Work to complete: Each record below must be returned exactly as shown.
# Start of Dataset excerpts
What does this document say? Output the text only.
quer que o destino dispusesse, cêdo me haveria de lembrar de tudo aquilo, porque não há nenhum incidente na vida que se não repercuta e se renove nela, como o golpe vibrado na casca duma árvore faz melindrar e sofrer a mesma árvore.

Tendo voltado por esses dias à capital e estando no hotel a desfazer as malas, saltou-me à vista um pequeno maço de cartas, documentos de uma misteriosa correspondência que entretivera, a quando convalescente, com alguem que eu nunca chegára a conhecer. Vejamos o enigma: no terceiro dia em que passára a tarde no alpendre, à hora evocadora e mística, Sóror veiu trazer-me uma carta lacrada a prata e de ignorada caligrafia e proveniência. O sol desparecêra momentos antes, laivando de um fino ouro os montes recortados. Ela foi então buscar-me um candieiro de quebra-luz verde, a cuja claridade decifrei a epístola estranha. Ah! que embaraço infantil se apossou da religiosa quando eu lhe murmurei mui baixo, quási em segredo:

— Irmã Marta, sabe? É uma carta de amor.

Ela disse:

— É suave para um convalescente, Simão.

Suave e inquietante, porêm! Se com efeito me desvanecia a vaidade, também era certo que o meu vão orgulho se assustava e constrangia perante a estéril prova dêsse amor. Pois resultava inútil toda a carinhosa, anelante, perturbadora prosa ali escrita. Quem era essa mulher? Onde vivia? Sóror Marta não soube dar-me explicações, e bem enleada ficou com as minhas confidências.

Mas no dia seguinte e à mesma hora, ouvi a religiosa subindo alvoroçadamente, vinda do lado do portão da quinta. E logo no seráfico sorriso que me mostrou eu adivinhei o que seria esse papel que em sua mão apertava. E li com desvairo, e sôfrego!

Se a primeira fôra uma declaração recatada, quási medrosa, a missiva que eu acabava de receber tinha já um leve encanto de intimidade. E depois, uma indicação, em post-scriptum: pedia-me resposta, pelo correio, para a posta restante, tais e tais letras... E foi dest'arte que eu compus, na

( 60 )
# End of Dataset excerpts
Answer below:
What does this document say? Output the text only.
quer que o destino dispusesse, cêdo me haveria de lembrar de tudo aquilo, porque não há nenhum incidente na vida que se não repercuta e se renove nela, como o golpe vibrado na casca duma árvore faz melindrar e sofrer a mesma árvore.

Tendo voltado por esses dias à capital e estando no hotel a desfazer as malas, saltou-me à vista um pequeno maço de cartas, documentos de uma misteriosa correspondência que entretivera, a quando convalescente, com alguem que eu nunca chegára a conhecer. Vejamos o enigma: no terceiro dia em que passára a tarde no alpendre, à hora evocadora e mística, Sóror veiu trazer-me uma carta lacrada a prata e de ignorada caligrafia e proveniência. O sol desparecêra momentos antes, laivando de um fino ouro os montes recortados. Ela foi então buscar-me um candieiro de quebra-luz verde, a cuja claridade decifrei a epístola estranha. Ah! que embaraço infantil se apossou da religiosa quando eu lhe murmurei mui baixo, quási em segredo:

— Irmã Marta, sabe? É uma carta de amor.

Ela disse:

— É suave para um convalescente, Simão.

Suave e inquietante, porêm! Se com efeito me desvanecia a vaidade, também era certo que o meu vão orgulho se assustava e constrangia perante a estéril prova dêsse amor. Pois resultava inútil toda a carinhosa, anelante, perturbadora prosa ali escrita. Quem era essa mulher? Onde vivia? Sóror Marta não soube dar-me explicações, e bem enleada ficou com as minhas confidências.

Mas no dia seguinte e à mesma hora, ouvi a religiosa subindo alvoroçadamente, vinda do lado do portão da quinta. E logo no seráfico sorriso que me mostrou eu adivinhei o que seria esse papel que em sua mão apertava. E li com desvairo, e sôfrego!

Se a primeira fôra uma declaração recatada, quási medrosa, a missiva que eu acabava de receber tinha já um leve encanto de intimidade. E depois, uma indicação, em post-scriptum: pedia-me resposta, pelo correio, para a posta restante, tais e tais letras... E foi dest'arte que eu compus, na

( 60 )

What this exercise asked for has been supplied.